** Start Input material **

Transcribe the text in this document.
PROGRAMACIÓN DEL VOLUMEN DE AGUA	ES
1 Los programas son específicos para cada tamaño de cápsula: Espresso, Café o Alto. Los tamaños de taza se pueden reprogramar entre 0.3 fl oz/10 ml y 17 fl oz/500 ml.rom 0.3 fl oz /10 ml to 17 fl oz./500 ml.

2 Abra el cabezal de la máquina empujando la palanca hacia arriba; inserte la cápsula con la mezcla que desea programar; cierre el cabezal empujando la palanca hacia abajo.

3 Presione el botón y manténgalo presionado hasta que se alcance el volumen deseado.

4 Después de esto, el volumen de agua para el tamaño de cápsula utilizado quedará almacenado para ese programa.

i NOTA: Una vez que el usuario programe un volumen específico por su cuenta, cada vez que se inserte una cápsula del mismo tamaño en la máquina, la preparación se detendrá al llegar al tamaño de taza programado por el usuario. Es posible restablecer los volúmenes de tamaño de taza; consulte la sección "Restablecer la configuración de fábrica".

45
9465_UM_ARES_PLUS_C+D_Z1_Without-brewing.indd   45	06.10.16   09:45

** End Input material **

Description of the task
Transcribe every entry verbatim.

Exercise answer
Transcribe the text in this document.
PROGRAMACIÓN DEL VOLUMEN DE AGUA	ES
1 Los programas son específicos para cada tamaño de cápsula: Espresso, Café o Alto. Los tamaños de taza se pueden reprogramar entre 0.3 fl oz/10 ml y 17 fl oz/500 ml.rom 0.3 fl oz /10 ml to 17 fl oz./500 ml.

2 Abra el cabezal de la máquina empujando la palanca hacia arriba; inserte la cápsula con la mezcla que desea programar; cierre el cabezal empujando la palanca hacia abajo.

3 Presione el botón y manténgalo presionado hasta que se alcance el volumen deseado.

4 Después de esto, el volumen de agua para el tamaño de cápsula utilizado quedará almacenado para ese programa.

i NOTA: Una vez que el usuario programe un volumen específico por su cuenta, cada vez que se inserte una cápsula del mismo tamaño en la máquina, la preparación se detendrá al llegar al tamaño de taza programado por el usuario. Es posible restablecer los volúmenes de tamaño de taza; consulte la sección "Restablecer la configuración de fábrica".

45
9465_UM_ARES_PLUS_C+D_Z1_Without-brewing.indd   45	06.10.16   09:45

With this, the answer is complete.